> **Texto apresentado**:

EEE. O Tribunal a quo decidiu sobre o mérito da causa sem ter havido Audiência Prévia.
FFF. E mais, o Tribunal a quo não auscultou as Partes sobre a eventual dispensa de Audiência Prévia, como devia e a isso estava obrigado.
GGG. Pelo que, e em consequência, a preterição desta formalidade obrigatória conduz à nulidade da decisão proferida pelo Tribunal a quo.
HHH. O Tribunal a quo decidiu sem mais, não tendo realizado a Audiência prévia a que estava obrigado, sem sequer ter informado previamente da sua intenção de decisão.
III. Ao conhecer do pedido em fase de saneamento do processo, como o Tribunal a quo fez, este estava, imperativamente, obrigado a realizar a Audiência Prévia, nos termos do artigo 591º, nº 1 CPC, o que não fez.
JJJ. Ao fazê-lo, e passando logo à apreciação do mérito da causa, o Tribunal a quo proferiu uma sentença nula por excesso de pronúncia, nos termos do artigo 615º, nº 1 do CPC.
KKK. Pelo que, e em consequência, a preterição desta formalidade obrigatória conduz à nulidade da decisão proferida pelo Tribunal a quo.

> **Extrato de dados**:
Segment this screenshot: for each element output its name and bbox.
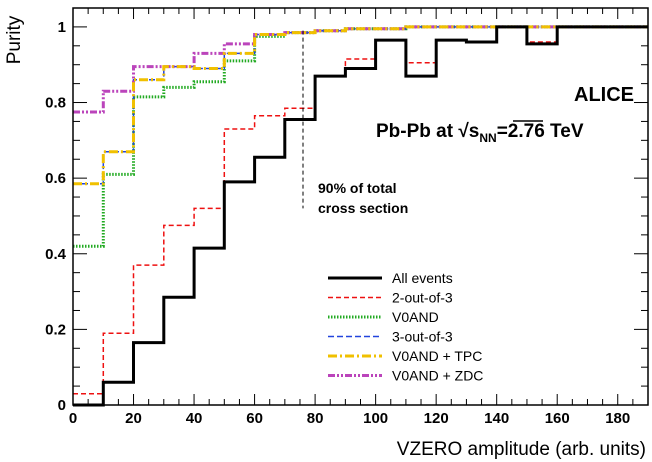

> **Instrução 1**: Substitua "Tribunal a quo" por "tribunal recorrido" no texto sobre a preterição da Audiência Prévia e reproduza o trecho que se inicia nas palavras "EEE. O Tribunal" e termina após "que não fez.".
> **Instrução 2**: Segundo o texto sobre a preterição da Audiência Prévia, qual disposição do CPC impunha ao Tribunal a quo a realização dessa audiência?
> **Instrução 3**: Prossiga o texto sobre a preterição da Audiência Prévia a partir do ponto em que ele termina.
A listagem constitui material autônomo, distinto do texto sobre a preterição da Audiência Prévia.

> **Resposta 1**:
EEE. O tribunal recorrido decidiu sobre o mérito da causa sem ter havido Audiência Prévia.
FFF. E mais, o tribunal recorrido não auscultou as Partes sobre a eventual dispensa de Audiência Prévia, como devia e a isso estava obrigado.
GGG. Pelo que, e em consequência, a preterição desta formalidade obrigatória conduz à nulidade da decisão proferida pelo tribunal recorrido.
HHH. O tribunal recorrido decidiu sem mais, não tendo realizado a Audiência prévia a que estava obrigado, sem sequer ter informado previamente da sua intenção de decisão.
III. Ao conhecer do pedido em fase de saneamento do processo, como o tribunal recorrido fez, este estava, imperativamente, obrigado a realizar a Audiência Prévia, nos termos do artigo 591º, nº 1 CPC, o que não fez.

> **Resposta 2**: O artigo 591º, nº 1 do CPC.

> **Resposta 3**:
LLL. Por tudo o acima, deverá, assim, ser declarada nula, e inerentemente revogada, a decisão-sentença do MM. Tribunal a quo, devendo, outrossim, ser o ora Recorrente absolvido de todos
os pedidos e da instância.
Termos em que e nos mais que Vossas Excelências, Venerandos Desembargadores, doutamente suprirão, deve ser dado total provimento ao presente Recurso, devendo ser declarada nula, e inerentemente revogada, decisão-sentença recorrida, e o Recorrente absolvido de todos os pedidos e da instância, com o que, uma vez mais, se fará a costumada JUSTIÇA».
(Sem negrito e sublinhado das originais)
Os AA. apresentaram contra-alegações, sustentando a manutenção da decisão recorrida.
No despacho que admitiu o recurso, o Tribunal recorrido fixou à causa o valor de €20.149,76 e pronunciou-se quanto às nulidades invocadas, concluindo pela sua ausência.
Colhidos os vistos, cumpre ora apreciar a decidir.
II.
OBJETO DO RECURSO.
Atento o disposto nos artigos 608.º, n.º 2, 635.º, n.º 4 e 639.º, n.ºs 1 e 2, todos do CPCivil, as conclusões do recorrente delimitam o objeto do recurso, sem prejuízo do conhecimento de questões que devam oficiosamente ser apreciadas e decididas por este Tribunal da Relação.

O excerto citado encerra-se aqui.